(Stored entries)
>> Begin

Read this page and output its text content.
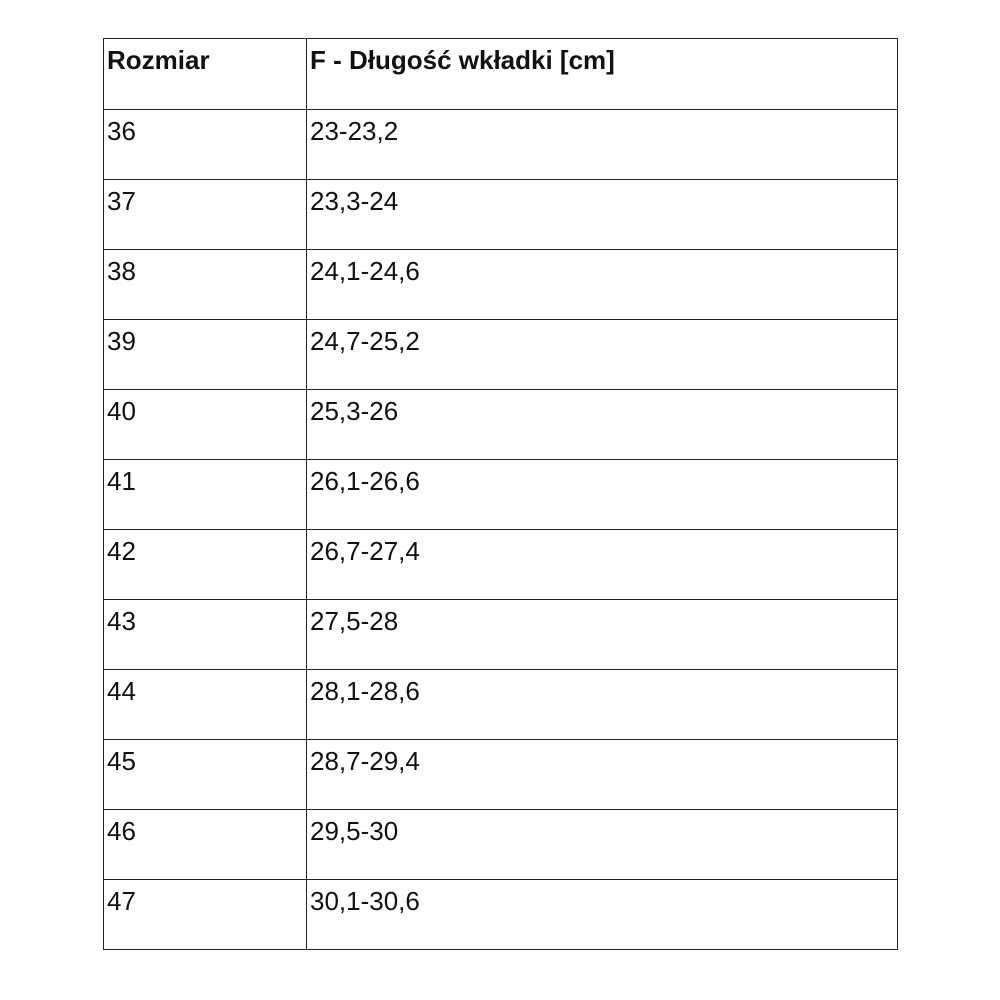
Rozmiar	F - Długość wkładki [cm]
36	23-23,2
37	23,3-24
38	24,1-24,6
39	24,7-25,2
40	25,3-26
41	26,1-26,6
42	26,7-27,4
43	27,5-28
44	28,1-28,6
45	28,7-29,4
46	29,5-30
47	30,1-30,6
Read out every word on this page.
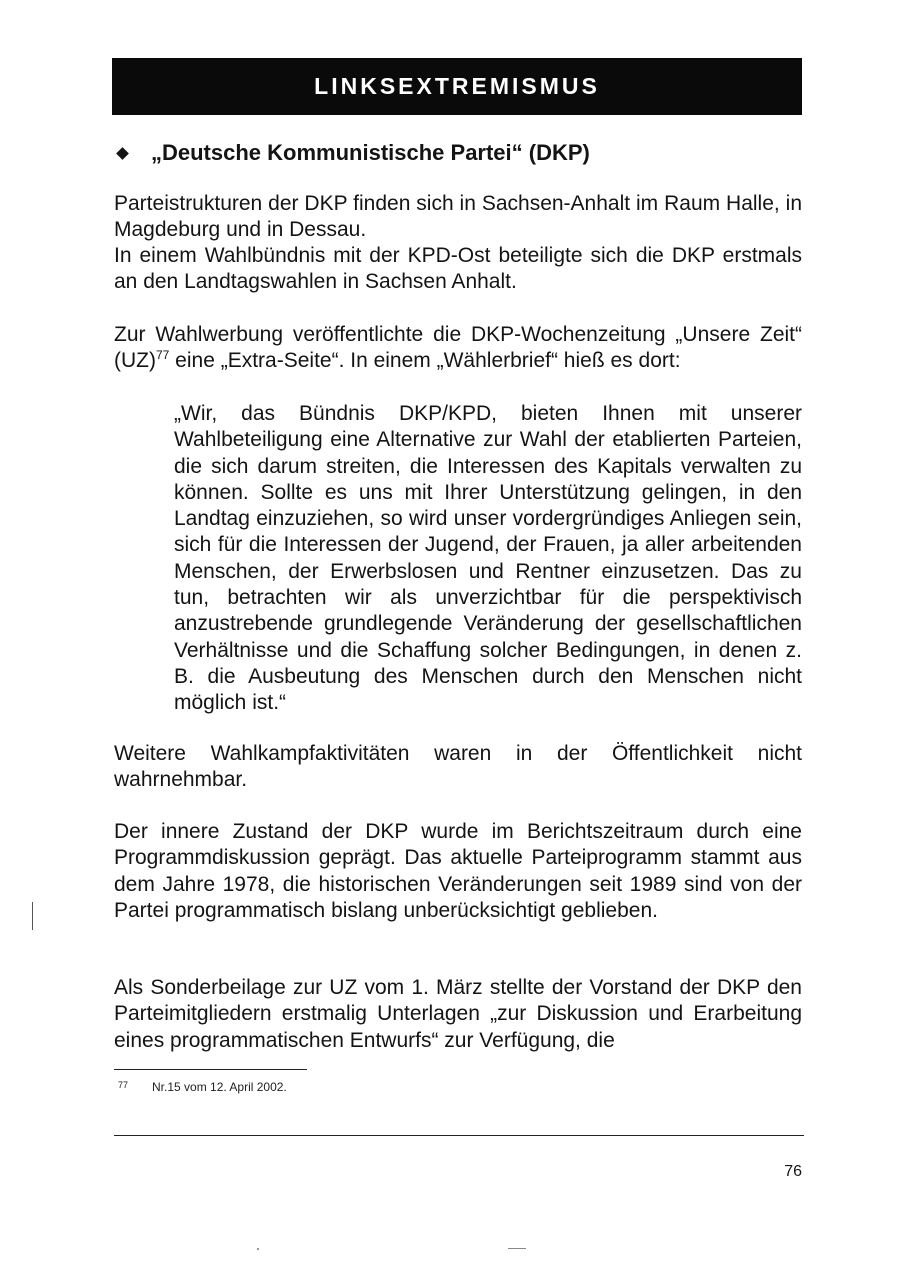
LINKSEXTREMISMUS
„Deutsche Kommunistische Partei“ (DKP)

Parteistrukturen der DKP finden sich in Sachsen-Anhalt im Raum Halle, in Magdeburg und in Dessau.

In einem Wahlbündnis mit der KPD-Ost beteiligte sich die DKP erstmals an den Landtagswahlen in Sachsen Anhalt.

Zur Wahlwerbung veröffentlichte die DKP-Wochenzeitung „Unsere Zeit“ (UZ)$^{77}$ eine „Extra-Seite“. In einem „Wählerbrief“ hieß es dort:

„Wir, das Bündnis DKP/KPD, bieten Ihnen mit unserer Wahlbeteiligung eine Alternative zur Wahl der etablierten Parteien, die sich darum streiten, die Interessen des Kapitals verwalten zu können. Sollte es uns mit Ihrer Unterstützung gelingen, in den Landtag einzuziehen, so wird unser vordergründiges Anliegen sein, sich für die Interessen der Jugend, der Frauen, ja aller arbeitenden Menschen, der Erwerbslosen und Rentner einzusetzen. Das zu tun, betrachten wir als unverzichtbar für die perspektivisch anzustrebende grundlegende Veränderung der gesellschaftlichen Verhältnisse und die Schaffung solcher Bedingungen, in denen z. B. die Ausbeutung des Menschen durch den Menschen nicht möglich ist.“

Weitere Wahlkampfaktivitäten waren in der Öffentlichkeit nicht wahrnehmbar.

Der innere Zustand der DKP wurde im Berichtszeitraum durch eine Programmdiskussion geprägt. Das aktuelle Parteiprogramm stammt aus dem Jahre 1978, die historischen Veränderungen seit 1989 sind von der Partei programmatisch bislang unberücksichtigt geblieben.

Als Sonderbeilage zur UZ vom 1. März stellte der Vorstand der DKP den Parteimitgliedern erstmalig Unterlagen „zur Diskussion und Erarbeitung eines programmatischen Entwurfs“ zur Verfügung, die

$^{77}$ Nr.15 vom 12. April 2002.
76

>> End

GIVEN REQUEST |
Pick out the lines that include the word "nicht" and write them out.

WRITTEN SOLUTION |
„Wir, das Bündnis DKP/KPD, bieten Ihnen mit unserer Wahlbeteiligung eine Alternative zur Wahl der etablierten Parteien, die sich darum streiten, die Interessen des Kapitals verwalten zu können. Sollte es uns mit Ihrer Unterstützung gelingen, in den Landtag einzuziehen, so wird unser vordergründiges Anliegen sein, sich für die Interessen der Jugend, der Frauen, ja aller arbeitenden Menschen, der Erwerbslosen und Rentner einzusetzen. Das zu tun, betrachten wir als unverzichtbar für die perspektivisch anzustrebende grundlegende Veränderung der gesellschaftlichen Verhältnisse und die Schaffung solcher Bedingungen, in denen z. B. die Ausbeutung des Menschen durch den Menschen nicht möglich ist.“
Weitere Wahlkampfaktivitäten waren in der Öffentlichkeit nicht wahrnehmbar.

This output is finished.